> _Work to complete_:
Copy each line containing the word "example" from the records that follow, please.

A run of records
━━━━━━━━━━━━━━━━━━━━━━━━━━━━━━

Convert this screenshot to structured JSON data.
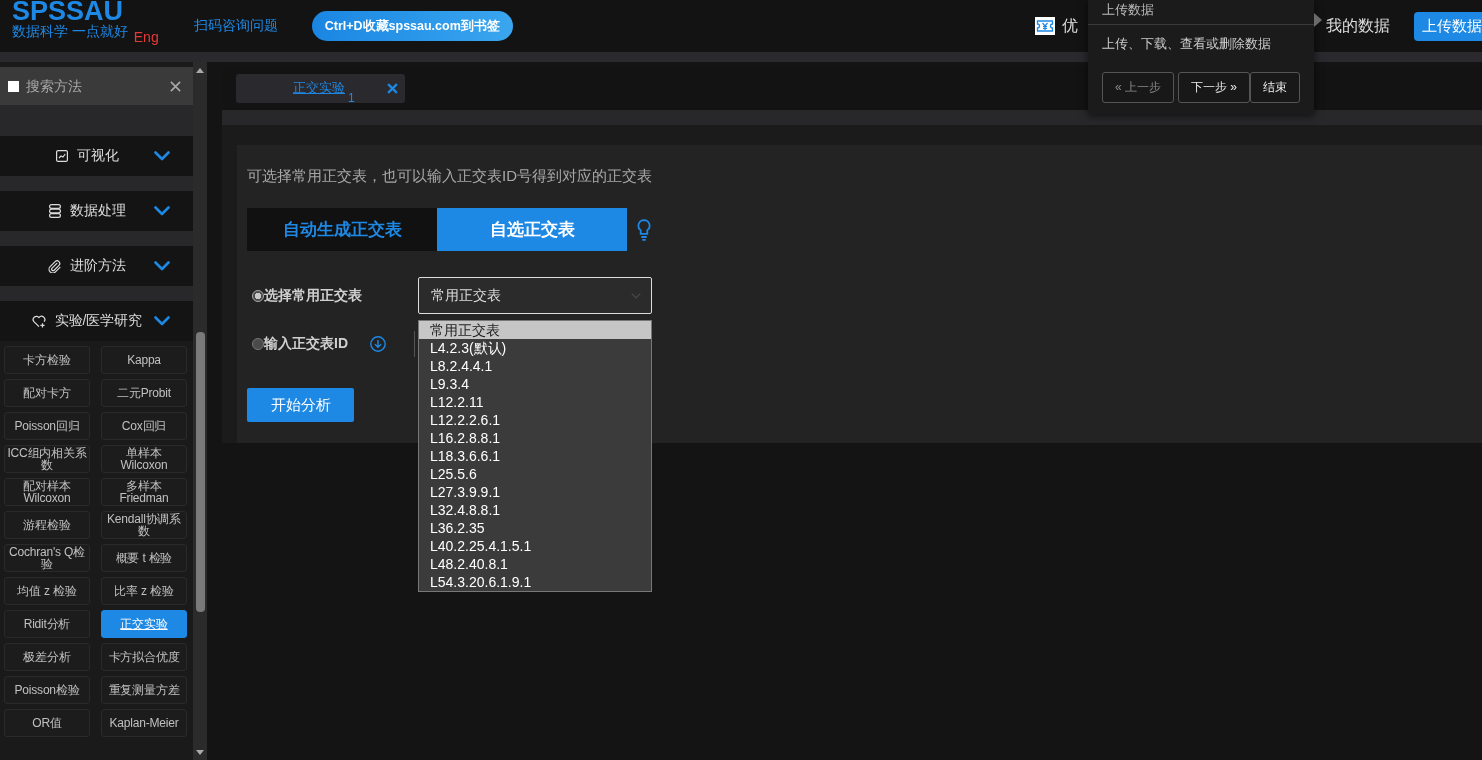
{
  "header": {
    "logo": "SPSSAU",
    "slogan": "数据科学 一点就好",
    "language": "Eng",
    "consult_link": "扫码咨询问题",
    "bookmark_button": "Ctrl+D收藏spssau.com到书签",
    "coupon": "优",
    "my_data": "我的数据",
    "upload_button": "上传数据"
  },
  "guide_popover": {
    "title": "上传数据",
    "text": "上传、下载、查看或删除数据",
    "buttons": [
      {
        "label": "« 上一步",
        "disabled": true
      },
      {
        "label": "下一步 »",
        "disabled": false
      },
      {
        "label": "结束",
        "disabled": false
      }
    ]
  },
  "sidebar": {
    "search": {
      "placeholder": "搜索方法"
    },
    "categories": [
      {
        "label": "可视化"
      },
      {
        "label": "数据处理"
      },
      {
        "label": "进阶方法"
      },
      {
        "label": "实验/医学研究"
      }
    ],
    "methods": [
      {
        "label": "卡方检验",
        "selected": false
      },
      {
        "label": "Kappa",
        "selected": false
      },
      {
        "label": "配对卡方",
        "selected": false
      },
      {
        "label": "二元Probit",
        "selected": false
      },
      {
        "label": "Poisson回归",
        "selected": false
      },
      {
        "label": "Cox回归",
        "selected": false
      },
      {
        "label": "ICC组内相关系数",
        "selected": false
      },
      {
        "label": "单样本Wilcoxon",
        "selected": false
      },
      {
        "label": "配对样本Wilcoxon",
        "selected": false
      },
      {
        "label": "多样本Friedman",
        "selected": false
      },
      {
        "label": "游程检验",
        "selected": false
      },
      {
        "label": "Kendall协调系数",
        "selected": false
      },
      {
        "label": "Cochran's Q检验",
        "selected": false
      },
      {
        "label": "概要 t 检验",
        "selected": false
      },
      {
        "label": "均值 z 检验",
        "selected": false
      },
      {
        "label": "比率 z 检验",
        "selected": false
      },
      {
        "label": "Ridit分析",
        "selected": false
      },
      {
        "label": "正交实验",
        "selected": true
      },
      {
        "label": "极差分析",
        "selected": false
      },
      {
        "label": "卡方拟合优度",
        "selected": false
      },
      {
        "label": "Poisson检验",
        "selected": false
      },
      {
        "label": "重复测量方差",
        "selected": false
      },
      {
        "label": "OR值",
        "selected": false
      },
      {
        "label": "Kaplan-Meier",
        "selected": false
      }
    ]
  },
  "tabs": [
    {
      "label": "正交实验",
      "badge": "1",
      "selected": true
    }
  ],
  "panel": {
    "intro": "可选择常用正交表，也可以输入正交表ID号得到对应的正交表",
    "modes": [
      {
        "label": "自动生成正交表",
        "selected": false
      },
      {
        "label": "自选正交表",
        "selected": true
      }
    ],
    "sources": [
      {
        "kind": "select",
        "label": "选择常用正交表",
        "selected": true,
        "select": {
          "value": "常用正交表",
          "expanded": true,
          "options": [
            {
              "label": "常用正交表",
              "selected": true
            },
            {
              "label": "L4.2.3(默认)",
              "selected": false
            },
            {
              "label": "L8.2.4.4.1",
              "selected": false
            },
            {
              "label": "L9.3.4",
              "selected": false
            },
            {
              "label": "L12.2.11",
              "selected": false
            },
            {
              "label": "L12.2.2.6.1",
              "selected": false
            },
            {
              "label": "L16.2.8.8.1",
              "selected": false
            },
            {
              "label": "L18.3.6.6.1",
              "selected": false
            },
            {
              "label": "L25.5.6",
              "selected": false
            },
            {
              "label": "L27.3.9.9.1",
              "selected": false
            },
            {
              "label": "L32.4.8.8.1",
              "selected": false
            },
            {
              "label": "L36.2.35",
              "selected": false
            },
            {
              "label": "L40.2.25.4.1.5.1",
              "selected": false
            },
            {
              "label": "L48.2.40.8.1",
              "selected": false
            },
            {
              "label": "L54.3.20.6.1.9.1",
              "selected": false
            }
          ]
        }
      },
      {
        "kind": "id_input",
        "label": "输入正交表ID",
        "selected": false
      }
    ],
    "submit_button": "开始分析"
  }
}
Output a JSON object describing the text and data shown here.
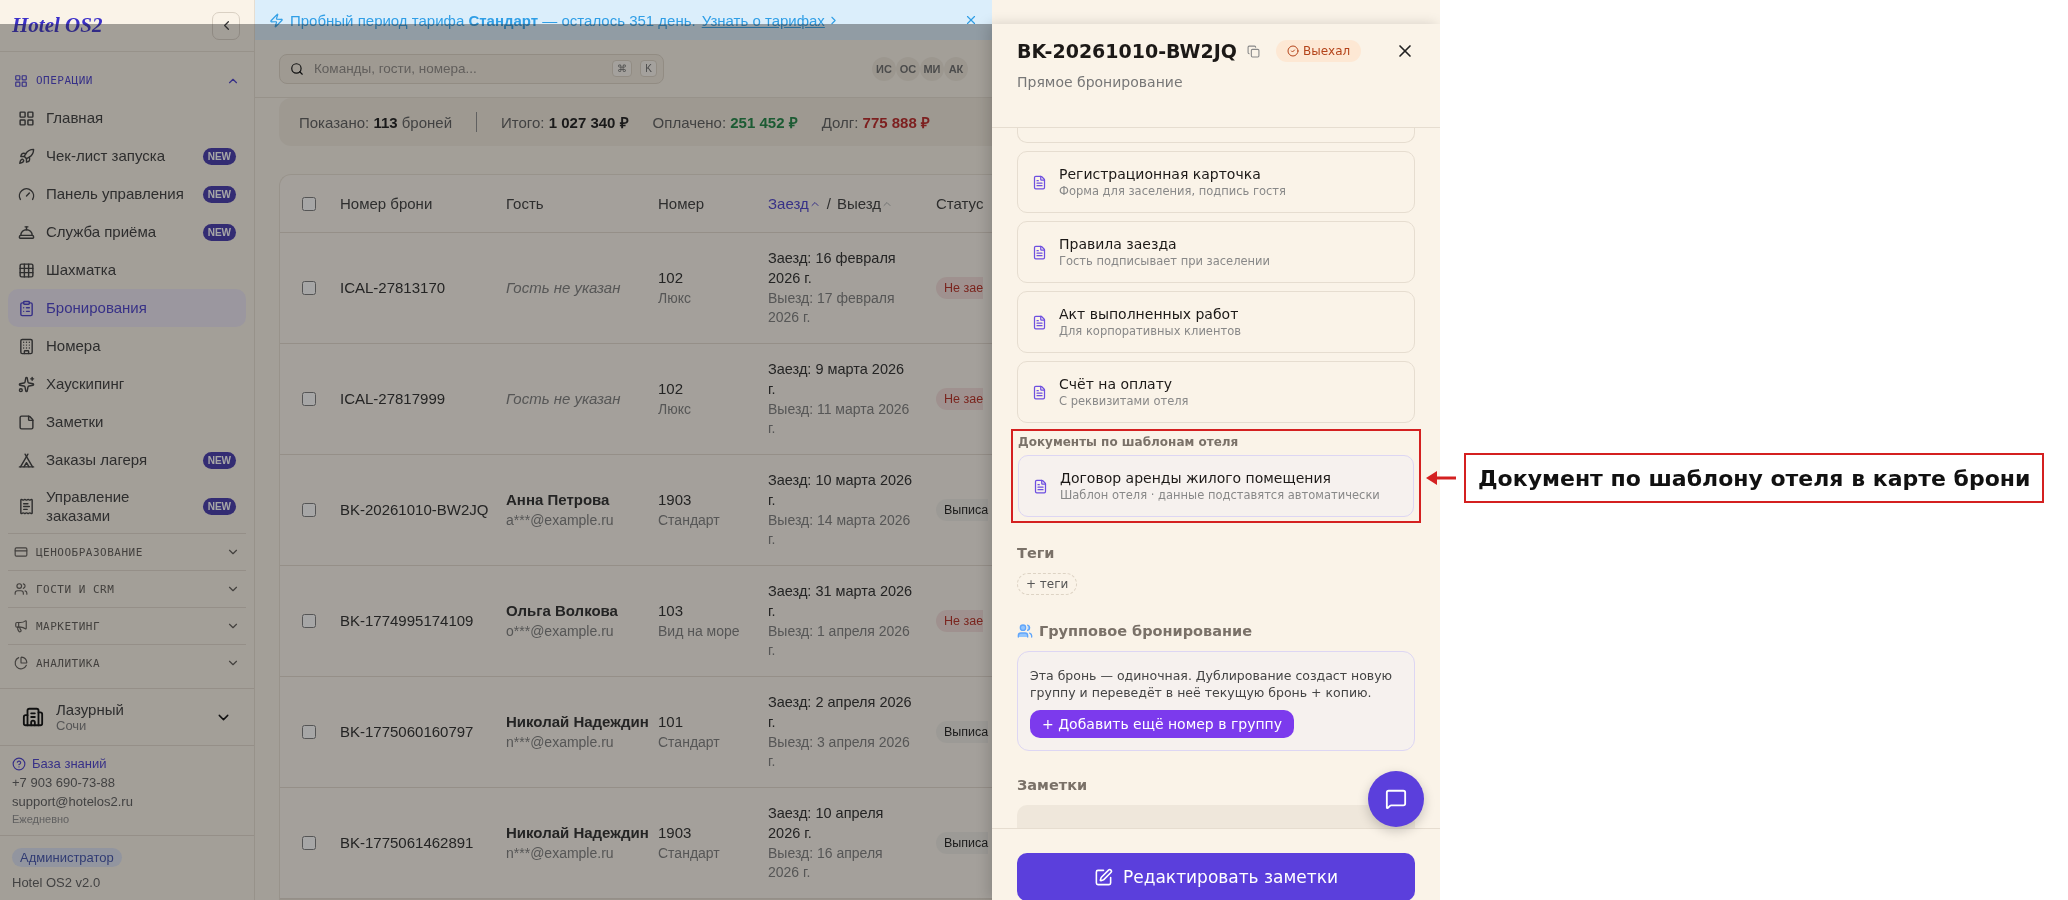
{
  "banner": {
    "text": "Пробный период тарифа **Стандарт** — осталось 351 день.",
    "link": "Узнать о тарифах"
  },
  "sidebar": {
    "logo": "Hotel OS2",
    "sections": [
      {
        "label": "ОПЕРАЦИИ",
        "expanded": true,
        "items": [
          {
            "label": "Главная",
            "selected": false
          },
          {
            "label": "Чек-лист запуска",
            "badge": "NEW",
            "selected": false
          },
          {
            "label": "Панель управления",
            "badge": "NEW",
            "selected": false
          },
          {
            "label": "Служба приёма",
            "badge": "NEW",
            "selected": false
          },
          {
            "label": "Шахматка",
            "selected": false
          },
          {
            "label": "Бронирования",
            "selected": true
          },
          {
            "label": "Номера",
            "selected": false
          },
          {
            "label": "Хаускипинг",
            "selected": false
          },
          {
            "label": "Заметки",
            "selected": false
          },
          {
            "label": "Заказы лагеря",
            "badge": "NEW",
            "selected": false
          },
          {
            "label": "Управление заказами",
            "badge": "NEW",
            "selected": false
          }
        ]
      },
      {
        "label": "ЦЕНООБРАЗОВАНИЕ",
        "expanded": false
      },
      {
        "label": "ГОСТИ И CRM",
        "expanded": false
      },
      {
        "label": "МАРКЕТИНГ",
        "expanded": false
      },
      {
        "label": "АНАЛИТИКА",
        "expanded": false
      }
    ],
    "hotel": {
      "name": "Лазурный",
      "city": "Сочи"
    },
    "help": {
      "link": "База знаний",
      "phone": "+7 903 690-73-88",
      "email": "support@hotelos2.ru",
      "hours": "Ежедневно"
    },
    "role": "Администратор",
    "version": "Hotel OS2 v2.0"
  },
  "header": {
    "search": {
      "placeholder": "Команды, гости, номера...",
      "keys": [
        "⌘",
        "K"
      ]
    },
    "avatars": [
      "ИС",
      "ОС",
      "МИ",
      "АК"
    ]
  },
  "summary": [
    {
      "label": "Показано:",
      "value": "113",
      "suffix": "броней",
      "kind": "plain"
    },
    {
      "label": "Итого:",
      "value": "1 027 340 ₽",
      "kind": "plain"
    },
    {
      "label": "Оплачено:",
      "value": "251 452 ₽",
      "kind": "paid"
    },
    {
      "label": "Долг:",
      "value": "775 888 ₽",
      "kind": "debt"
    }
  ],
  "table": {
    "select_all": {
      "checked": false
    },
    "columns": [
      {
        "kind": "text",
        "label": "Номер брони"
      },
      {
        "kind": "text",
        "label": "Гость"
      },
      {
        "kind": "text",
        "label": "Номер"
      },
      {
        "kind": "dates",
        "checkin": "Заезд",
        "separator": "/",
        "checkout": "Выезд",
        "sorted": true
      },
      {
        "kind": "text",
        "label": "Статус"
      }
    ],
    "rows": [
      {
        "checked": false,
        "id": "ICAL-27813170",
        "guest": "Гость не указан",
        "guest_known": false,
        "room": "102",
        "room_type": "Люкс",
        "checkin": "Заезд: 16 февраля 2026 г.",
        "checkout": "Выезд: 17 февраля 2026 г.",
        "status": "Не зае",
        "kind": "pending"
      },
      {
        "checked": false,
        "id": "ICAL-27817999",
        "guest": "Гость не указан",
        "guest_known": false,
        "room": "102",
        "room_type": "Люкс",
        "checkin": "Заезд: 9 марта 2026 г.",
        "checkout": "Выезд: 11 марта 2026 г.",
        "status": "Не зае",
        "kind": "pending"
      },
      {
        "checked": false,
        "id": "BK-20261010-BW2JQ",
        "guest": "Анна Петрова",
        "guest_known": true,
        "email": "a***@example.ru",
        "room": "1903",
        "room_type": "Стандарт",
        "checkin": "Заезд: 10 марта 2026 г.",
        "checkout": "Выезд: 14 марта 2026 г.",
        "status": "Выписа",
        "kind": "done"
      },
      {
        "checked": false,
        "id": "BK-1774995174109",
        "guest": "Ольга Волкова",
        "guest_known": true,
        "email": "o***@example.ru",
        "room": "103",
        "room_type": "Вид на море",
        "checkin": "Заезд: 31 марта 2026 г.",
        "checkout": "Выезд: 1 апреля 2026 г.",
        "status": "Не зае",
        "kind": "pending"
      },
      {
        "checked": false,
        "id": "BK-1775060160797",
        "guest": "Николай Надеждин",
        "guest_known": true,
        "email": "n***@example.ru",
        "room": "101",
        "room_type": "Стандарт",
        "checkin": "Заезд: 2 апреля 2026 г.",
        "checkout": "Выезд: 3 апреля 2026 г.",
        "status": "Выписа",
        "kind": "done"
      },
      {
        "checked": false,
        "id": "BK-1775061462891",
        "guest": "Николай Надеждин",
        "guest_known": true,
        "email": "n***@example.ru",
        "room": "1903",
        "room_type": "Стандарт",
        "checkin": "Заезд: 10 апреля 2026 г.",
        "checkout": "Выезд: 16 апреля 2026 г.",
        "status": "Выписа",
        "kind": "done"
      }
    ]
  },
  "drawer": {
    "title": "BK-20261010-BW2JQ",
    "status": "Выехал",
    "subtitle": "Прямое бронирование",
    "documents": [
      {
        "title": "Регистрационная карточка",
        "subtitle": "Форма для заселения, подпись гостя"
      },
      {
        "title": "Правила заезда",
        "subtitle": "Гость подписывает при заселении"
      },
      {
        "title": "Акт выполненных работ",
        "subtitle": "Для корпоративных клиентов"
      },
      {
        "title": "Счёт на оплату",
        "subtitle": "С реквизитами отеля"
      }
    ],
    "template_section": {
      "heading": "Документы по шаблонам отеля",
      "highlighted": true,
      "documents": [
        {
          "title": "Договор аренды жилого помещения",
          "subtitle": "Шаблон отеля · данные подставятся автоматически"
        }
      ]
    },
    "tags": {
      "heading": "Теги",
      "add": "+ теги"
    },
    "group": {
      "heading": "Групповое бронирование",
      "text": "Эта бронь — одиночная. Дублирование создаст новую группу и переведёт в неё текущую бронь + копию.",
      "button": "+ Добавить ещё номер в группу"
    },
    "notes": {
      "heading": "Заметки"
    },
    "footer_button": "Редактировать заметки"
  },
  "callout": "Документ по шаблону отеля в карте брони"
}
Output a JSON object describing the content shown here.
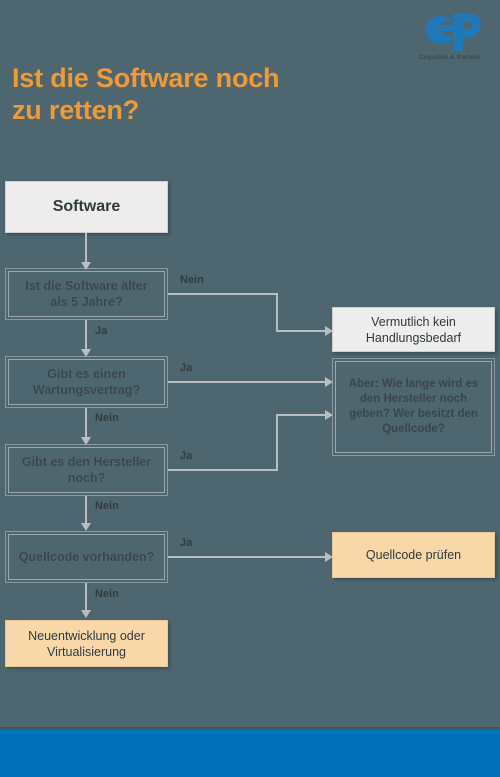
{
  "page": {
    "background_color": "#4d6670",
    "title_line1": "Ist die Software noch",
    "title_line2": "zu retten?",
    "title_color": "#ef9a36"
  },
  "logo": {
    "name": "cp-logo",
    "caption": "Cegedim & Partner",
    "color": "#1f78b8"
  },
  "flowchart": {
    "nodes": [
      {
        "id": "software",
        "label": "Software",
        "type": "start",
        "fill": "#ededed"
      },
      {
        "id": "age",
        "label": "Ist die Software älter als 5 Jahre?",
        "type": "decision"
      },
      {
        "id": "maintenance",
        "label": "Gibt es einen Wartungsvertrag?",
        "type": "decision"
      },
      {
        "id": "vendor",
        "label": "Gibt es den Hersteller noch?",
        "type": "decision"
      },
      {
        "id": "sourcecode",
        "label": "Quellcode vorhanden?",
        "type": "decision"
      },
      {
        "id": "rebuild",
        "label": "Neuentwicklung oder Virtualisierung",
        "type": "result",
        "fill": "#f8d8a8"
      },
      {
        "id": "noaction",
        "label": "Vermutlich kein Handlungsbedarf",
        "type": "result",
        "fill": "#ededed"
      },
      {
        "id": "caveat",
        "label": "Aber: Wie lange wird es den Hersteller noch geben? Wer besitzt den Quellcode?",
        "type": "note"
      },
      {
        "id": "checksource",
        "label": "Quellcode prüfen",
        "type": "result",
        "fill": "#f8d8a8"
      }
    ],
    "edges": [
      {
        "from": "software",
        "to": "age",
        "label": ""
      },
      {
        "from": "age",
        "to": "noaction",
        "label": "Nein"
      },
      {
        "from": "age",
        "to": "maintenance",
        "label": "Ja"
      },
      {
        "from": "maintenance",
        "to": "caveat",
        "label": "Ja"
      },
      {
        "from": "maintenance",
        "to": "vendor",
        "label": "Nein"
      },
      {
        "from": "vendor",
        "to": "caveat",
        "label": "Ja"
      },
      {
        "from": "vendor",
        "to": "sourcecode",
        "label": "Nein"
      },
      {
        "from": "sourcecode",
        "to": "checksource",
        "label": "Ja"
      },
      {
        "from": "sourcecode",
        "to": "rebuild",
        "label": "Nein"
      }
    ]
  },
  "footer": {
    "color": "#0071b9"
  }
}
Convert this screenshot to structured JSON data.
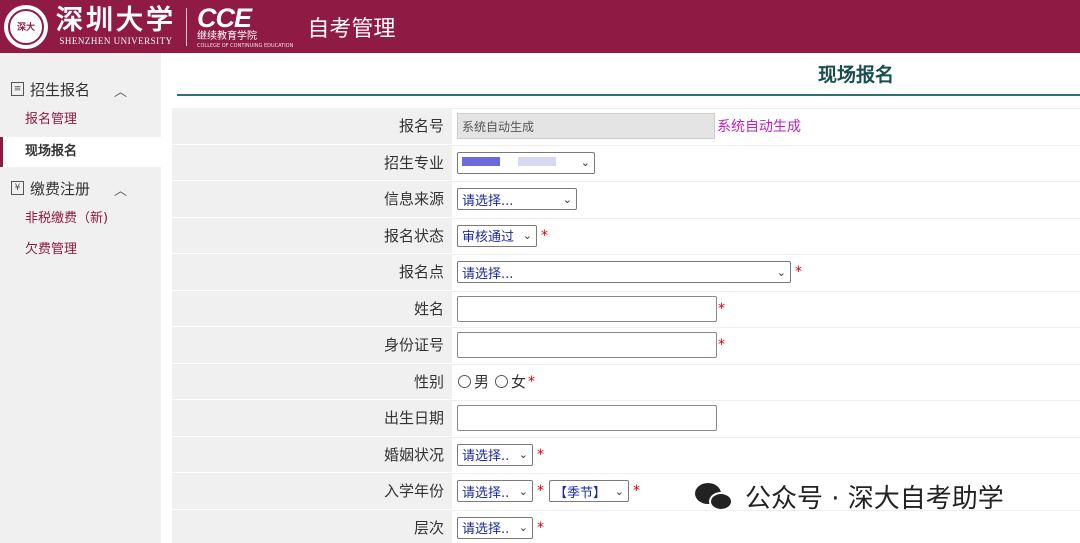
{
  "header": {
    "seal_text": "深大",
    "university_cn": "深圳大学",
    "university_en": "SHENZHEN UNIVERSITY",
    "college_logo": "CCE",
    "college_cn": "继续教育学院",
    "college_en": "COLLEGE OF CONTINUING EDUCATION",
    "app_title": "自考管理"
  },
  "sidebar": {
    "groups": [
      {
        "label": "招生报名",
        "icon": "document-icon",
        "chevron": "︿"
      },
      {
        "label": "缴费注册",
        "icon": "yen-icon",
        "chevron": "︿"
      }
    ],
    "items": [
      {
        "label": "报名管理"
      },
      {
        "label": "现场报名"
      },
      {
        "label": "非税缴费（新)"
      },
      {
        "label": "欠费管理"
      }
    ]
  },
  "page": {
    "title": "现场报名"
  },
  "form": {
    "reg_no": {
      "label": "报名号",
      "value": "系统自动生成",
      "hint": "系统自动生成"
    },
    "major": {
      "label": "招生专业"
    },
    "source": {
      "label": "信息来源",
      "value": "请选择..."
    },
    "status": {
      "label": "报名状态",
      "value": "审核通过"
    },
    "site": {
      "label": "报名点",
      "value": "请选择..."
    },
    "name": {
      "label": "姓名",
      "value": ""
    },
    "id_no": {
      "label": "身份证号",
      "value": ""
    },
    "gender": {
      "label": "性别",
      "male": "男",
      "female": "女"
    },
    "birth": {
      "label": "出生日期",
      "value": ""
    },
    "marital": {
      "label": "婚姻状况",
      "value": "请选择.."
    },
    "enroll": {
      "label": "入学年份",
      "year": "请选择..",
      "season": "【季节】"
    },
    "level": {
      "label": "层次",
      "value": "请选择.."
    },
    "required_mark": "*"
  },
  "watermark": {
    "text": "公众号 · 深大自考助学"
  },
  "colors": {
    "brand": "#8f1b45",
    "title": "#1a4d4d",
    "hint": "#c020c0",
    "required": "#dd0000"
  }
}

━━━━━━━━━━━━━━━━━━━━━━━━━━━━━━

> _Completed exercise_:
        "email": "a***@example.ru",
        "email": "o***@example.ru",
        "email": "n***@example.ru",
        "email": "n***@example.ru",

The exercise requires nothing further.